** Begin Records shown **
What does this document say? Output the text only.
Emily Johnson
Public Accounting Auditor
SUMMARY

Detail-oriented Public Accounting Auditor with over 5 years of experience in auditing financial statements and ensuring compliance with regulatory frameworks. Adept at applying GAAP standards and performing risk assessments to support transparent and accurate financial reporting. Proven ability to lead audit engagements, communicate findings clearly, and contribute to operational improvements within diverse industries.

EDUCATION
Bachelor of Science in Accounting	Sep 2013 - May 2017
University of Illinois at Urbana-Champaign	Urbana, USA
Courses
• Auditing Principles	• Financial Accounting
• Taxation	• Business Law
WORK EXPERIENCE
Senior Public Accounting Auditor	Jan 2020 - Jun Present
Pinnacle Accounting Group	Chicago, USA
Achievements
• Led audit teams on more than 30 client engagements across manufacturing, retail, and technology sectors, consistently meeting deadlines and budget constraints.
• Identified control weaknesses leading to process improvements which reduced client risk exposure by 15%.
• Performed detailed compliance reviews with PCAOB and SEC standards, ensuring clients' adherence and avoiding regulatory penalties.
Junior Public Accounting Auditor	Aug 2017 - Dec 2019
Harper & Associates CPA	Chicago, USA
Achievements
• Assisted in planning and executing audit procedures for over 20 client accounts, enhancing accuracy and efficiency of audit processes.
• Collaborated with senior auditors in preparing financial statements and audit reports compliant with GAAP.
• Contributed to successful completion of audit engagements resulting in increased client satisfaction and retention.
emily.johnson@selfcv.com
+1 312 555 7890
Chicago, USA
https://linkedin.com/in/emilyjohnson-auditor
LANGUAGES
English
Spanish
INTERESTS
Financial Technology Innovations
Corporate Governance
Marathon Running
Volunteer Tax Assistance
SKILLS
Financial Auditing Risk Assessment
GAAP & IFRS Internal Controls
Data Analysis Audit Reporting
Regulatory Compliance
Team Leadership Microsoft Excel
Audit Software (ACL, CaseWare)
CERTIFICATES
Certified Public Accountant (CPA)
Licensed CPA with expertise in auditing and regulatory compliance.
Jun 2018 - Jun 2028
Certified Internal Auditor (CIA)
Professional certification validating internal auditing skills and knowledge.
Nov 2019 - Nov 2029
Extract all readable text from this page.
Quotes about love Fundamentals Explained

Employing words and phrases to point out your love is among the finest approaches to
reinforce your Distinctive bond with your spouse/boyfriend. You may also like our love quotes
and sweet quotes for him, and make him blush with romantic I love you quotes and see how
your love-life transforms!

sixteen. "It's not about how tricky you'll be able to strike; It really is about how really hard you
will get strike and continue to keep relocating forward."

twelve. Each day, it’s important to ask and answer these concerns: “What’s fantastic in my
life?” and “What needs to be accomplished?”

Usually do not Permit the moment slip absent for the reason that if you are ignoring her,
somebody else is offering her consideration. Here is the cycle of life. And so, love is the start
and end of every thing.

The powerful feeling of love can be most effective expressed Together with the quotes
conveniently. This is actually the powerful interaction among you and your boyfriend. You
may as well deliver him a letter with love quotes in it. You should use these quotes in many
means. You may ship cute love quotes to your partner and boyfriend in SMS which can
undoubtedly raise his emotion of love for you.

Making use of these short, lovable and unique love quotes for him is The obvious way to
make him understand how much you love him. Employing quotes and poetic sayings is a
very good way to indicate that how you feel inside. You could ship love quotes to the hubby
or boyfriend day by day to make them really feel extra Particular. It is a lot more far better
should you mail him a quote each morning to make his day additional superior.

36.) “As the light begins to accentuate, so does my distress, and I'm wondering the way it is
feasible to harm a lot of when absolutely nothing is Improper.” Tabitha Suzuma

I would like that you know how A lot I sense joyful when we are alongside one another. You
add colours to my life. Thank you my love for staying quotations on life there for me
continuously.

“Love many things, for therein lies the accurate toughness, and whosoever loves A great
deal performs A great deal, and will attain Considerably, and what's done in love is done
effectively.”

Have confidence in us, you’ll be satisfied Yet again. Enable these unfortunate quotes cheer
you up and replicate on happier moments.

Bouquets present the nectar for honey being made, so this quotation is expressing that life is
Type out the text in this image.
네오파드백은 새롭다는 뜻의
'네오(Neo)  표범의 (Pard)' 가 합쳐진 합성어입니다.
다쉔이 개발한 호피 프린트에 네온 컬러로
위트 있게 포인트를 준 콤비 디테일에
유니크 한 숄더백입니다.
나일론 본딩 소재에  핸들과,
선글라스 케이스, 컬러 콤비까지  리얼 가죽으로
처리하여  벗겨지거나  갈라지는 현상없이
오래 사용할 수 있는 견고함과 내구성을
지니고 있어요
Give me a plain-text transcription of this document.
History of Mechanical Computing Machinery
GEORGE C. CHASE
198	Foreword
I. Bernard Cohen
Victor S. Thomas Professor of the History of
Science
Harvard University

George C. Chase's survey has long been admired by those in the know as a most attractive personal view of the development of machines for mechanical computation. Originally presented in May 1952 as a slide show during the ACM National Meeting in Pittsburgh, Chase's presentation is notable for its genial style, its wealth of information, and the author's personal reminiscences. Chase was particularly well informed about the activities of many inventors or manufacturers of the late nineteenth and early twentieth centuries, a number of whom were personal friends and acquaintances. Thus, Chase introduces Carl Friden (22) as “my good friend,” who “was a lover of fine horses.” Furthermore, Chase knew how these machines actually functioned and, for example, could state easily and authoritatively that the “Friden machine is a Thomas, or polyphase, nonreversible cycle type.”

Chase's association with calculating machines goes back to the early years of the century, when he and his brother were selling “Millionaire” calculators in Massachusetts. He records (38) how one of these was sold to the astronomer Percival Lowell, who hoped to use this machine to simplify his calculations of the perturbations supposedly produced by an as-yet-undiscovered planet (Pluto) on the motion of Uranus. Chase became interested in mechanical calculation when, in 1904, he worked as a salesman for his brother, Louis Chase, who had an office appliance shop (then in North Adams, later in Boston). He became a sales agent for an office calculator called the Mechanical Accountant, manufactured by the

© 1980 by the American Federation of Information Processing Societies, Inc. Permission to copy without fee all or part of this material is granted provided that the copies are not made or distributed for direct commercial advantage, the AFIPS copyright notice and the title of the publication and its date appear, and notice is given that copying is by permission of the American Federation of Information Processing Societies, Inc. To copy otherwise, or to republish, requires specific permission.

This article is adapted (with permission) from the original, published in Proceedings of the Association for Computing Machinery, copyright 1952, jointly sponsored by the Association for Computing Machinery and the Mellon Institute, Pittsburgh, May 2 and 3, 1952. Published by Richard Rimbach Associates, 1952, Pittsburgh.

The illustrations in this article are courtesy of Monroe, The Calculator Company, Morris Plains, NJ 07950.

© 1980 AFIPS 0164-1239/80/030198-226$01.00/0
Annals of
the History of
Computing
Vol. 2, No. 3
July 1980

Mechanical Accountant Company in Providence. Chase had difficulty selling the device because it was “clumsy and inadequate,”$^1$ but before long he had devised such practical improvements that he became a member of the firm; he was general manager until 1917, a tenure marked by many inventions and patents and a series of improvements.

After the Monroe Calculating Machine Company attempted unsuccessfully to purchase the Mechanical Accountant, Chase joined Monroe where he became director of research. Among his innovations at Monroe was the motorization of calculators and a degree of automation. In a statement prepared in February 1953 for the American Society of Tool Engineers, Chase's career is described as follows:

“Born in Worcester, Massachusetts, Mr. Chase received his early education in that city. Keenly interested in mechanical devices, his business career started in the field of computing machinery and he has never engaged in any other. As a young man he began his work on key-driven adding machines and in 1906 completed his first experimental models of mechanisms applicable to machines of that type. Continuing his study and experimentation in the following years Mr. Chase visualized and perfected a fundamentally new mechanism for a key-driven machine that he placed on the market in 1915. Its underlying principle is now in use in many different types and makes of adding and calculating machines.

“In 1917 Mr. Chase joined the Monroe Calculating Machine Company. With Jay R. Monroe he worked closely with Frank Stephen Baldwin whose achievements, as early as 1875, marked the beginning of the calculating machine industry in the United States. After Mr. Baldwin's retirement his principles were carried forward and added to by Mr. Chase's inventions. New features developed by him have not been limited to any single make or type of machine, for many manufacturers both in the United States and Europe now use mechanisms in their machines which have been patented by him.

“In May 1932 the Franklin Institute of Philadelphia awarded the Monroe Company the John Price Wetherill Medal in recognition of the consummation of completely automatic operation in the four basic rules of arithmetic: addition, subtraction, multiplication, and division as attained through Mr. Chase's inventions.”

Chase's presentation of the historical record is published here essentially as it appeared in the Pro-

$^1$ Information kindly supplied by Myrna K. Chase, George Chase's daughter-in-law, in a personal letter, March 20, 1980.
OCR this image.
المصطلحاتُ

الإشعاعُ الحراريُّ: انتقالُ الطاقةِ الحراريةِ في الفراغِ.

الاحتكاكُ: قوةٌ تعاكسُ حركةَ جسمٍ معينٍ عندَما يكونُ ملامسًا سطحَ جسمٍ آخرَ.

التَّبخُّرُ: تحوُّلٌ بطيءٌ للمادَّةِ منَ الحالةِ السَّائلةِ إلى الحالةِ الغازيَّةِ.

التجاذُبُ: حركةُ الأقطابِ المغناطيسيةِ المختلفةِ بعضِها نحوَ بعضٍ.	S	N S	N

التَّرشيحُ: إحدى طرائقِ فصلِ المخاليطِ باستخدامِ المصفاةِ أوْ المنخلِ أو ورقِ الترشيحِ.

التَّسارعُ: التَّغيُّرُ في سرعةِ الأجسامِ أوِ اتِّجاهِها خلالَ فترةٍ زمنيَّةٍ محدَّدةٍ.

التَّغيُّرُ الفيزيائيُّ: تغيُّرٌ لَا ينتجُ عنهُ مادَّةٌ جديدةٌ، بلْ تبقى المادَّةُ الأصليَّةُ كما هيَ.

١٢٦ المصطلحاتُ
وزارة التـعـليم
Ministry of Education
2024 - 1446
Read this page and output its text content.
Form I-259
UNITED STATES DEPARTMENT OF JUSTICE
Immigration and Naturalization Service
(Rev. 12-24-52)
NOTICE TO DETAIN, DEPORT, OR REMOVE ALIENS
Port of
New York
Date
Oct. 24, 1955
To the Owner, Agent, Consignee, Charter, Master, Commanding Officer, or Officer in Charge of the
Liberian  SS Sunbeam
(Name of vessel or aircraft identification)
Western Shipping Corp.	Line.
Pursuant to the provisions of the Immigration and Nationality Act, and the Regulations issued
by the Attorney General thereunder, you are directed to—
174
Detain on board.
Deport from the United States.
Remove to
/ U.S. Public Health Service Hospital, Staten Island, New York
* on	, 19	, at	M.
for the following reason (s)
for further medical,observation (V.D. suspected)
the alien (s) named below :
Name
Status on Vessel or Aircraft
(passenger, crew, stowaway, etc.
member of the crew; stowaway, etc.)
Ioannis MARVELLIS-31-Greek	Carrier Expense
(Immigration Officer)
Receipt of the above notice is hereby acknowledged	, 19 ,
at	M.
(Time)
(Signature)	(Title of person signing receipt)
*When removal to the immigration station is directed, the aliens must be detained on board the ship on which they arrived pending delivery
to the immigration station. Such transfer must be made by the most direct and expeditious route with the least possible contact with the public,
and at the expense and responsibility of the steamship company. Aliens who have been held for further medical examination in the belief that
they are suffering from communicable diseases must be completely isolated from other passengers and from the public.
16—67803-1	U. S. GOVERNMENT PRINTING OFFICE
** End Records shown **
**Description of the task**
Where a line above includes "Accountant", copy that line.

**The response**
Certified Public Accountant (CPA)
Chase's association with calculating machines goes back to the early years of the century, when he and his brother were selling “Millionaire” calculators in Massachusetts. He records (38) how one of these was sold to the astronomer Percival Lowell, who hoped to use this machine to simplify his calculations of the perturbations supposedly produced by an as-yet-undiscovered planet (Pluto) on the motion of Uranus. Chase became interested in mechanical calculation when, in 1904, he worked as a salesman for his brother, Louis Chase, who had an office appliance shop (then in North Adams, later in Boston). He became a sales agent for an office calculator called the Mechanical Accountant, manufactured by the
Mechanical Accountant Company in Providence. Chase had difficulty selling the device because it was “clumsy and inadequate,”$^1$ but before long he had devised such practical improvements that he became a member of the firm; he was general manager until 1917, a tenure marked by many inventions and patents and a series of improvements.
After the Monroe Calculating Machine Company attempted unsuccessfully to purchase the Mechanical Accountant, Chase joined Monroe where he became director of research. Among his innovations at Monroe was the motorization of calculators and a degree of automation. In a statement prepared in February 1953 for the American Society of Tool Engineers, Chase's career is described as follows:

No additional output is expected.